# Records for the exercise:
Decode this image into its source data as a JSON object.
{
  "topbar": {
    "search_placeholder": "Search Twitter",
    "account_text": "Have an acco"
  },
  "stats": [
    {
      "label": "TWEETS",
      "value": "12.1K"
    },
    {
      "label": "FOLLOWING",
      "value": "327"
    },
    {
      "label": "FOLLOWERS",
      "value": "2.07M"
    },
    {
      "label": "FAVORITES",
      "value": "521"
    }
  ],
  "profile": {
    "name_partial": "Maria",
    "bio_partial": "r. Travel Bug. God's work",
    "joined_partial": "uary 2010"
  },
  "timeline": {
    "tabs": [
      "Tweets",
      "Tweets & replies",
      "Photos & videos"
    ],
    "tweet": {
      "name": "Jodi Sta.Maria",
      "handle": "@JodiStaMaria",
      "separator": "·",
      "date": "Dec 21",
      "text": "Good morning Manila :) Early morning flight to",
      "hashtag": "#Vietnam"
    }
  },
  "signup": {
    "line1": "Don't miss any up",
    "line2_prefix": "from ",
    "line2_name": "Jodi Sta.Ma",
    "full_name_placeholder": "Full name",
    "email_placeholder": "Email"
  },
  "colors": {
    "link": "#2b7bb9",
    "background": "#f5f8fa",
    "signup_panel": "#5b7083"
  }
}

# Exercise brief:
All of the material above needs to be copied exactly.

# Written solution:
Decode this image into its source data as a JSON object.
{
  "topbar": {
    "search_placeholder": "Search Twitter",
    "account_text": "Have an acco"
  },
  "stats": [
    {
      "label": "TWEETS",
      "value": "12.1K"
    },
    {
      "label": "FOLLOWING",
      "value": "327"
    },
    {
      "label": "FOLLOWERS",
      "value": "2.07M"
    },
    {
      "label": "FAVORITES",
      "value": "521"
    }
  ],
  "profile": {
    "name_partial": "Maria",
    "bio_partial": "r. Travel Bug. God's work",
    "joined_partial": "uary 2010"
  },
  "timeline": {
    "tabs": [
      "Tweets",
      "Tweets & replies",
      "Photos & videos"
    ],
    "tweet": {
      "name": "Jodi Sta.Maria",
      "handle": "@JodiStaMaria",
      "separator": "·",
      "date": "Dec 21",
      "text": "Good morning Manila :) Early morning flight to",
      "hashtag": "#Vietnam"
    }
  },
  "signup": {
    "line1": "Don't miss any up",
    "line2_prefix": "from ",
    "line2_name": "Jodi Sta.Ma",
    "full_name_placeholder": "Full name",
    "email_placeholder": "Email"
  },
  "colors": {
    "link": "#2b7bb9",
    "background": "#f5f8fa",
    "signup_panel": "#5b7083"
  }
}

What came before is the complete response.